▶ **Stated task**
Identify every line in the records below that contains the word "image", and copy each of those lines.

▶ **Entries**
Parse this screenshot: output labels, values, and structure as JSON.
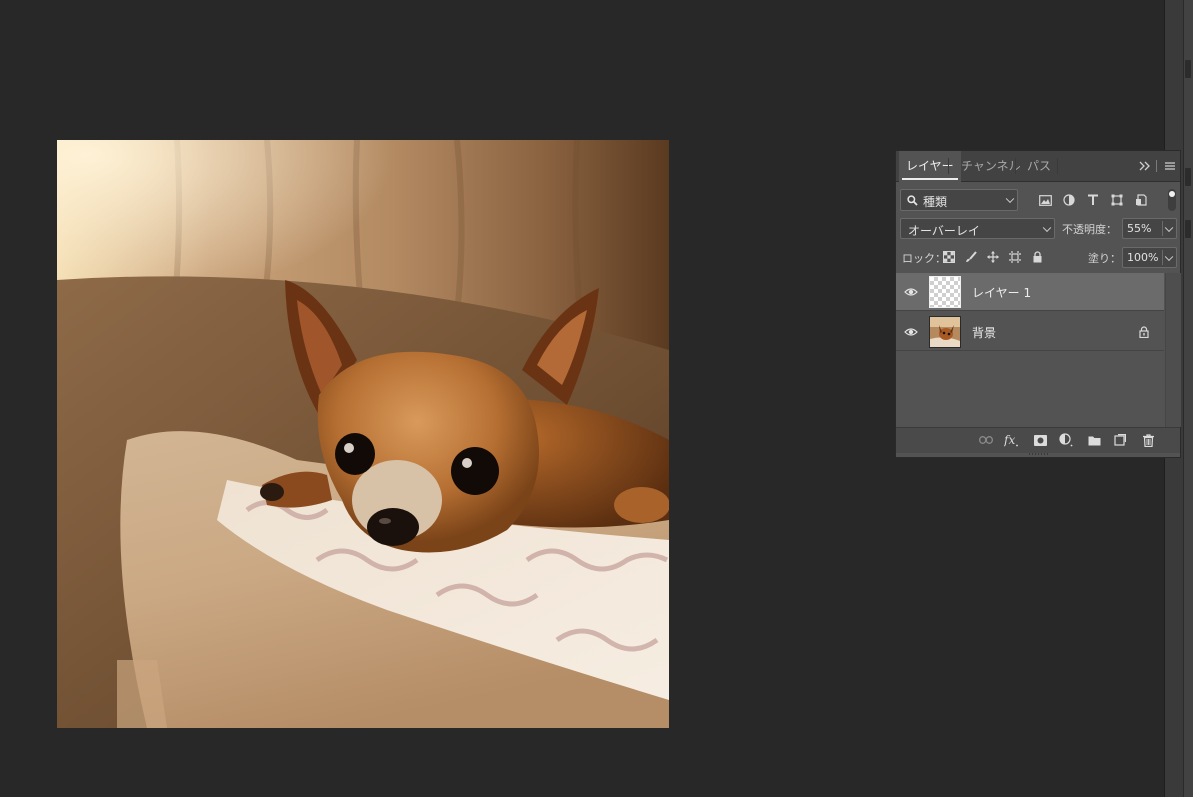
{
  "panel": {
    "tabs": [
      {
        "label": "レイヤー",
        "active": true
      },
      {
        "label": "チャンネル",
        "active": false
      },
      {
        "label": "パス",
        "active": false
      }
    ],
    "filter": {
      "value": "種類"
    },
    "blend_mode": {
      "value": "オーバーレイ"
    },
    "opacity": {
      "label": "不透明度：",
      "value": "55%"
    },
    "lock": {
      "label": "ロック："
    },
    "fill": {
      "label": "塗り：",
      "value": "100%"
    },
    "layers": [
      {
        "name": "レイヤー 1",
        "selected": true,
        "thumbnail": "transparent-checkerboard",
        "visible": true
      },
      {
        "name": "背景",
        "selected": false,
        "thumbnail": "chihuahua-photo",
        "visible": true,
        "locked": true
      }
    ],
    "filter_icons": [
      "image-filter-icon",
      "adjustment-filter-icon",
      "type-filter-icon",
      "shape-filter-icon",
      "smart-object-filter-icon"
    ],
    "lock_icons": [
      "lock-transparent-pixels-icon",
      "lock-image-pixels-icon",
      "lock-position-icon",
      "lock-artboard-icon",
      "lock-all-icon"
    ],
    "footer_icons": [
      "link-layers-icon",
      "fx-icon",
      "add-mask-icon",
      "new-adjustment-layer-icon",
      "new-group-icon",
      "new-layer-icon",
      "delete-layer-icon"
    ]
  },
  "colors": {
    "workspace_bg": "#282828",
    "panel_bg": "#535353",
    "selected_layer": "#6b6b6b"
  }
}
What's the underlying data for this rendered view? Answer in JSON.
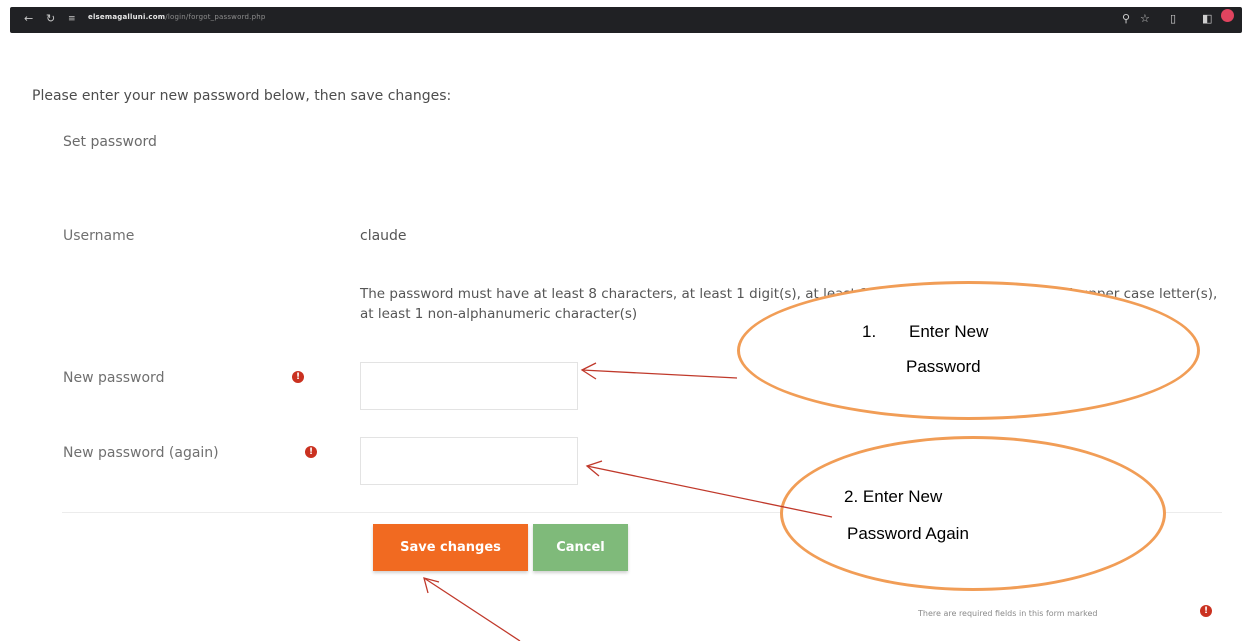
{
  "browser": {
    "back_icon": "arrow-left-icon",
    "reload_icon": "reload-icon",
    "url_host": "elsemagalluni.com",
    "url_path": "/login/forgot_password.php",
    "right_icons": [
      "search-icon",
      "star-icon",
      "extension-icon",
      "sidebar-icon",
      "profile-avatar-icon"
    ]
  },
  "page": {
    "instructions": "Please enter your new password below, then save changes:",
    "section_title": "Set password",
    "username_label": "Username",
    "username_value": "claude",
    "password_rules": "The password must have at least 8 characters, at least 1 digit(s), at least 1 lower case letter(s), at least 1 upper case letter(s), at least 1 non-alphanumeric character(s)",
    "new_password_label": "New password",
    "new_password_again_label": "New password (again)",
    "required_icon": "exclamation-circle-icon",
    "new_password_value": "",
    "new_password_again_value": "",
    "save_button": "Save changes",
    "cancel_button": "Cancel",
    "required_note": "There are required fields in this form marked"
  },
  "annotations": {
    "step1_number": "1.",
    "step1_line1": "Enter New",
    "step1_line2": "Password",
    "step2_line1": "2. Enter New",
    "step2_line2": "Password Again",
    "arrow_color": "#c0392b",
    "callout_border_color": "#f19d56"
  },
  "colors": {
    "save_button": "#f16a21",
    "cancel_button": "#7fba7a",
    "required_icon": "#ca3120",
    "browser_bar": "#202124"
  }
}
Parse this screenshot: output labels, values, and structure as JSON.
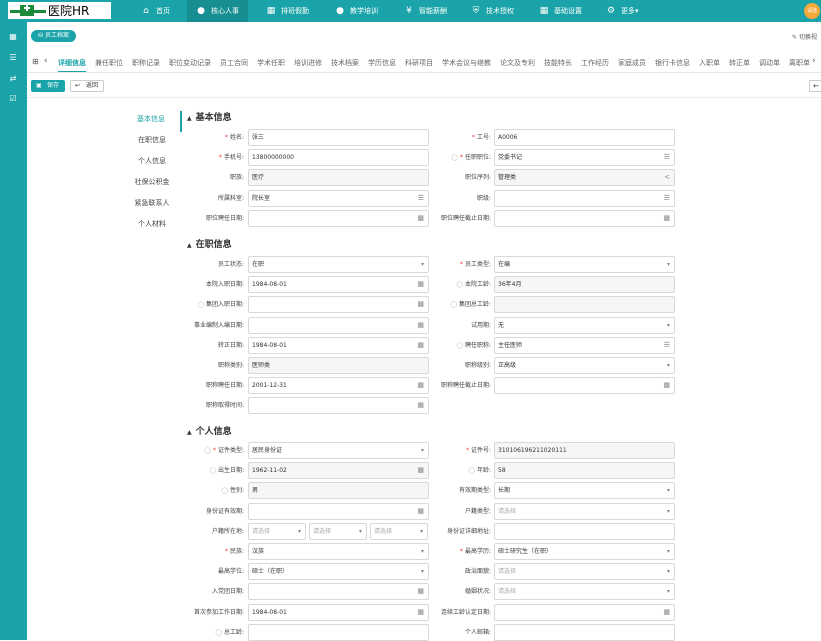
{
  "brand": {
    "name": "医院HR"
  },
  "topnav": [
    {
      "label": "首页",
      "icon": "⌂",
      "active": false
    },
    {
      "label": "核心人事",
      "icon": "👤",
      "active": true
    },
    {
      "label": "排班假勤",
      "icon": "▦",
      "active": false
    },
    {
      "label": "教学培训",
      "icon": "👥",
      "active": false
    },
    {
      "label": "智能薪酬",
      "icon": "¥",
      "active": false
    },
    {
      "label": "技术授权",
      "icon": "⛨",
      "active": false
    },
    {
      "label": "基础设置",
      "icon": "⚙",
      "active": false
    },
    {
      "label": "更多▾",
      "icon": "⚙",
      "active": false
    }
  ],
  "user": {
    "avatar": "请选"
  },
  "breadcrumb": "员工档案",
  "switch_label": "切换视",
  "tabs": [
    "详细信息",
    "兼任职位",
    "职称记录",
    "职位变动记录",
    "员工合同",
    "学术任职",
    "培训进修",
    "技术档案",
    "学历信息",
    "科研项目",
    "学术会议与继教",
    "论文及专利",
    "技能特长",
    "工作经历",
    "家庭成员",
    "银行卡信息",
    "入职单",
    "转正单",
    "调动单",
    "离职单"
  ],
  "actions": {
    "save": "保存",
    "back": "返回"
  },
  "leftnav": [
    "基本信息",
    "在职信息",
    "个人信息",
    "社保公积金",
    "紧急联系人",
    "个人材料"
  ],
  "sections": {
    "basic": "基本信息",
    "job": "在职信息",
    "personal": "个人信息"
  },
  "basic": [
    {
      "label": "姓名:",
      "value": "张三",
      "req": true
    },
    {
      "label": "工号:",
      "value": "A0006",
      "req": true
    },
    {
      "label": "手机号:",
      "value": "13800000000",
      "req": true
    },
    {
      "label": "任职职位:",
      "value": "党委书记",
      "req": true,
      "help": true
    },
    {
      "label": "职族:",
      "value": "医疗"
    },
    {
      "label": "职位序列:",
      "value": "管理类"
    },
    {
      "label": "所属科室:",
      "value": "院长室"
    },
    {
      "label": "职级:",
      "value": ""
    },
    {
      "label": "职位聘任日期:",
      "value": ""
    },
    {
      "label": "职位聘任截止日期:",
      "value": ""
    }
  ],
  "job": [
    {
      "label": "员工状态:",
      "value": "在职"
    },
    {
      "label": "员工类型:",
      "value": "在编",
      "req": true
    },
    {
      "label": "本院入职日期:",
      "value": "1984-08-01"
    },
    {
      "label": "本院工龄:",
      "value": "36年4月",
      "help": true
    },
    {
      "label": "集团入职日期:",
      "value": "",
      "help": true
    },
    {
      "label": "集团总工龄:",
      "value": "",
      "help": true
    },
    {
      "label": "事业编制入编日期:",
      "value": ""
    },
    {
      "label": "试用期:",
      "value": "无"
    },
    {
      "label": "转正日期:",
      "value": "1984-08-01"
    },
    {
      "label": "聘任职称:",
      "value": "主任医师",
      "help": true
    },
    {
      "label": "职称类别:",
      "value": "医师类"
    },
    {
      "label": "职称级别:",
      "value": "正高级"
    },
    {
      "label": "职称聘任日期:",
      "value": "2001-12-31"
    },
    {
      "label": "职称聘任截止日期:",
      "value": ""
    },
    {
      "label": "职称取得时间:",
      "value": ""
    }
  ],
  "personal": [
    {
      "label": "证件类型:",
      "value": "居民身份证",
      "req": true,
      "help": true
    },
    {
      "label": "证件号:",
      "value": "310106196211020111",
      "req": true
    },
    {
      "label": "出生日期:",
      "value": "1962-11-02",
      "help": true
    },
    {
      "label": "年龄:",
      "value": "58",
      "help": true
    },
    {
      "label": "性别:",
      "value": "男",
      "help": true
    },
    {
      "label": "有效期类型:",
      "value": "长期"
    },
    {
      "label": "身份证有效期:",
      "value": ""
    },
    {
      "label": "户籍类型:",
      "value": "请选择"
    },
    {
      "label": "户籍所在地:",
      "value": "请选择"
    },
    {
      "label": "身份证详细地址:",
      "value": ""
    },
    {
      "label": "民族:",
      "value": "汉族",
      "req": true
    },
    {
      "label": "最高学历:",
      "value": "硕士研究生（在职）",
      "req": true
    },
    {
      "label": "最高学位:",
      "value": "硕士（在职）"
    },
    {
      "label": "政治面貌:",
      "value": "请选择"
    },
    {
      "label": "入党团日期:",
      "value": ""
    },
    {
      "label": "婚姻状况:",
      "value": "请选择"
    },
    {
      "label": "首次参加工作日期:",
      "value": "1984-08-01"
    },
    {
      "label": "连续工龄认定日期:",
      "value": ""
    },
    {
      "label": "总工龄:",
      "value": "",
      "help": true
    },
    {
      "label": "个人邮箱:",
      "value": ""
    }
  ],
  "household_selects": [
    "请选择",
    "请选择",
    "请选择"
  ],
  "colors": {
    "brand": "#1aa3a8",
    "required": "#ee3333"
  }
}
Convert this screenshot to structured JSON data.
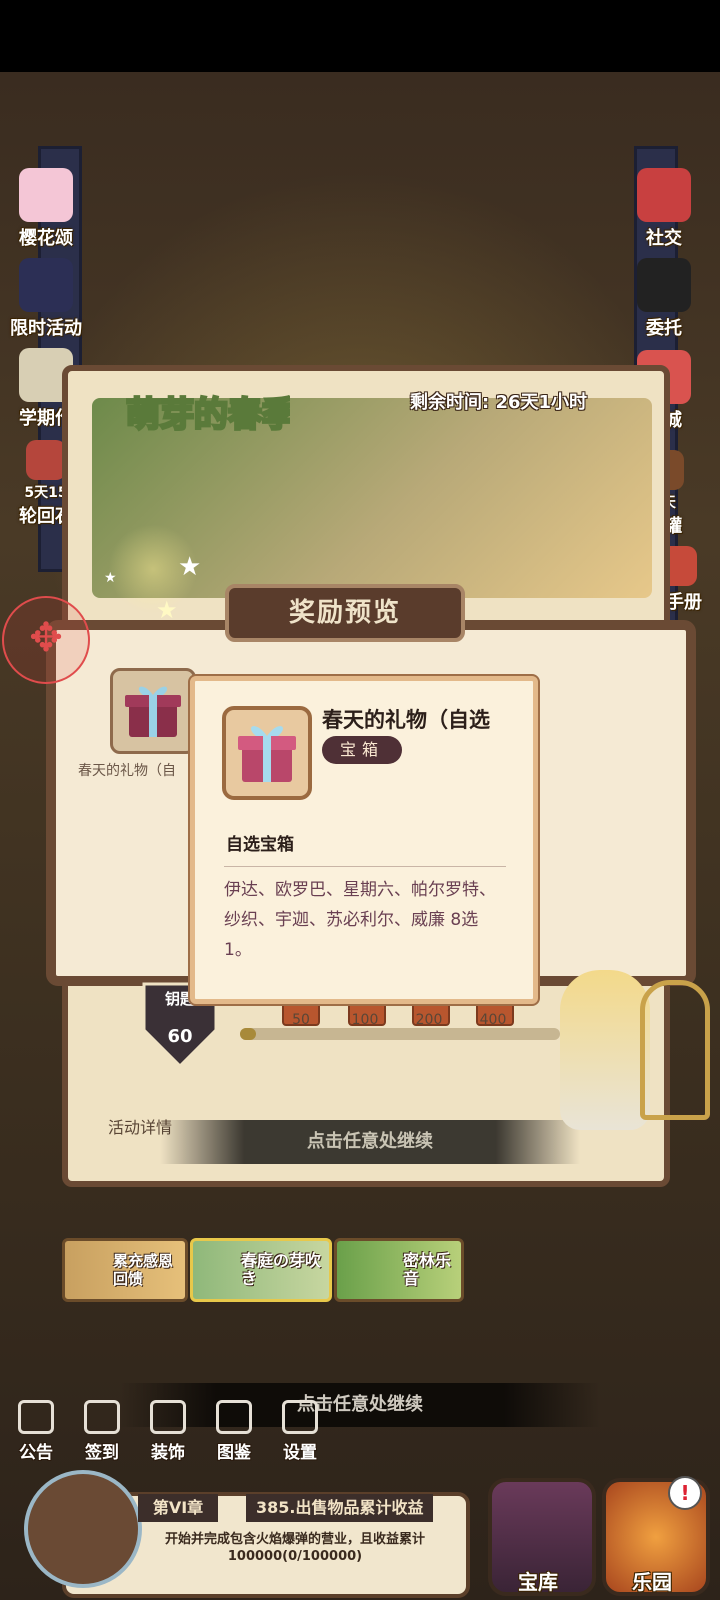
{
  "left_sidebar": [
    {
      "label": "樱花颂"
    },
    {
      "label": "限时活动"
    },
    {
      "label": "学期作"
    },
    {
      "label": "5天15",
      "sublabel": "轮回石"
    }
  ],
  "right_sidebar": [
    {
      "label": "社交"
    },
    {
      "label": "委托"
    },
    {
      "label": "商城"
    },
    {
      "label": "5天",
      "sublabel": "蓄罐"
    },
    {
      "label": "长手册"
    }
  ],
  "event": {
    "title_art": "萌芽的春季花园",
    "remaining_time": "剩余时间: 26天1小时",
    "reward_preview_title": "奖励预览",
    "reward_slot_label": "春天的礼物（自",
    "key_label": "钥匙",
    "key_count": "60",
    "progress_fraction": 0.05,
    "milestones": [
      "50",
      "100",
      "200",
      "400"
    ],
    "activity_details": "活动详情",
    "continue_text": "点击任意处继续"
  },
  "tooltip": {
    "item_name": "春天的礼物（自选",
    "tag": "宝箱",
    "subtitle": "自选宝箱",
    "description": "伊达、欧罗巴、星期六、帕尔罗特、纱织、宇迦、苏必利尔、威廉 8选1。"
  },
  "event_tabs": [
    {
      "label": "累充感恩回馈"
    },
    {
      "label": "春庭の芽吹き"
    },
    {
      "label": "密林乐音"
    }
  ],
  "continue_text_2": "点击任意处继续",
  "bottom_nav": [
    {
      "label": "公告",
      "icon": "notice-board-icon"
    },
    {
      "label": "签到",
      "icon": "calendar-icon"
    },
    {
      "label": "装饰",
      "icon": "decoration-icon"
    },
    {
      "label": "图鉴",
      "icon": "encyclopedia-icon"
    },
    {
      "label": "设置",
      "icon": "settings-icon"
    }
  ],
  "chapter": {
    "tag": "第VI章",
    "task_title": "385.出售物品累计收益",
    "description": "开始并完成包含火焰爆弹的营业，且收益累计100000(0/100000)"
  },
  "right_buttons": [
    {
      "label": "宝库"
    },
    {
      "label": "乐园"
    }
  ],
  "alert_badge": "!",
  "colors": {
    "panel_border": "#6a4a34",
    "tooltip_bg": "#fbf1dc",
    "tag_bg": "#4f3036",
    "gamepad_red": "#e04c4c"
  }
}
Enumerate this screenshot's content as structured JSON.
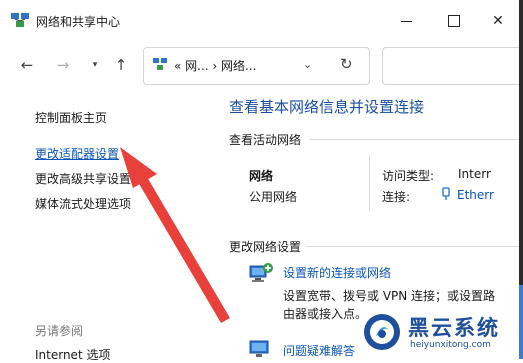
{
  "window": {
    "title": "网络和共享中心",
    "controls": {
      "minimize": "minimize",
      "maximize": "maximize",
      "close": "✕"
    }
  },
  "address": {
    "path": "« 网... › 网络..."
  },
  "left_pane": {
    "links": [
      {
        "label": "控制面板主页"
      },
      {
        "label": "更改适配器设置"
      },
      {
        "label": "更改高级共享设置"
      },
      {
        "label": "媒体流式处理选项"
      }
    ],
    "see_also": "另请参阅",
    "internet_options": "Internet 选项"
  },
  "main": {
    "heading": "查看基本网络信息并设置连接",
    "active_networks_label": "查看活动网络",
    "network": {
      "name": "网络",
      "type": "公用网络",
      "access_type_label": "访问类型:",
      "access_type_value": "Interr",
      "connections_label": "连接:",
      "connections_value": "Etherr"
    },
    "change_settings_label": "更改网络设置",
    "new_connection": {
      "link": "设置新的连接或网络",
      "description": "设置宽带、拨号或 VPN 连接；或设置路由器或接入点。"
    },
    "troubleshoot": {
      "link": "问题疑难解答"
    }
  },
  "watermark": {
    "brand": "黑云系统",
    "url": "heiyunxitong.com"
  },
  "colors": {
    "link_blue": "#0b55b7",
    "heading_blue": "#1a4fa0",
    "annotation_red": "#e8403a",
    "watermark_blue": "#1d4f9c"
  },
  "icons": {
    "title": "network-center-icon",
    "back": "arrow-left-icon",
    "forward": "arrow-right-icon",
    "recent": "chevron-down-icon",
    "up": "arrow-up-icon",
    "address": "network-center-icon",
    "refresh": "refresh-icon",
    "connection": "ethernet-icon",
    "new_connection": "new-connection-icon",
    "troubleshoot": "troubleshoot-icon"
  }
}
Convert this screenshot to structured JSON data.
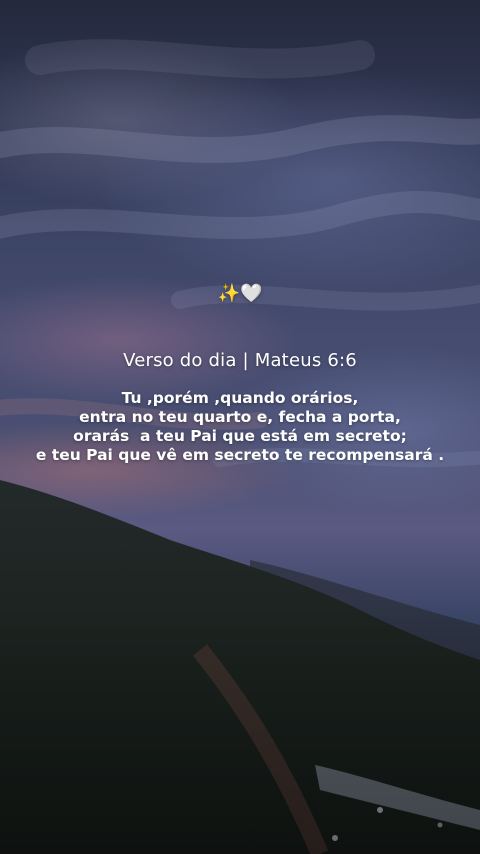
{
  "decoration": {
    "sparkles": "✨",
    "heart": "🤍"
  },
  "title": "Verso do dia | Mateus 6:6",
  "verse_lines": [
    "Tu ,porém ,quando orários,",
    "entra no teu quarto e, fecha a porta,",
    "orarás  a teu Pai que está em secreto;",
    "e teu Pai que vê em secreto te recompensará ."
  ],
  "colors": {
    "text": "#ffffff",
    "sky_top": "#2a3048",
    "sky_mid": "#4a4f72",
    "hill": "#1a1f1c"
  }
}
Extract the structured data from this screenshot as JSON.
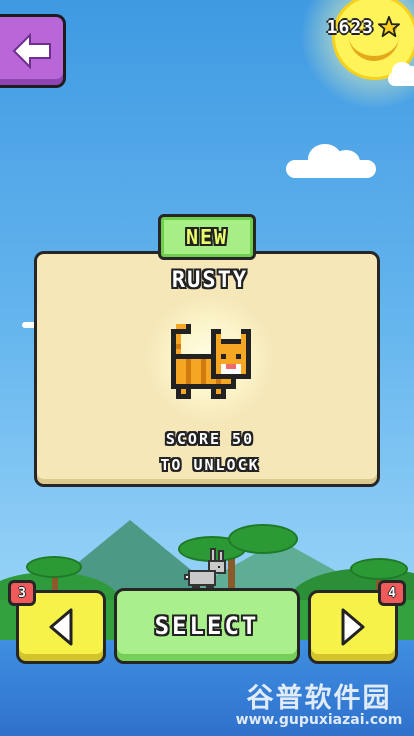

▶ **Response to this exercise**
      "image-filter-icon",
      "lock-image-pixels-icon",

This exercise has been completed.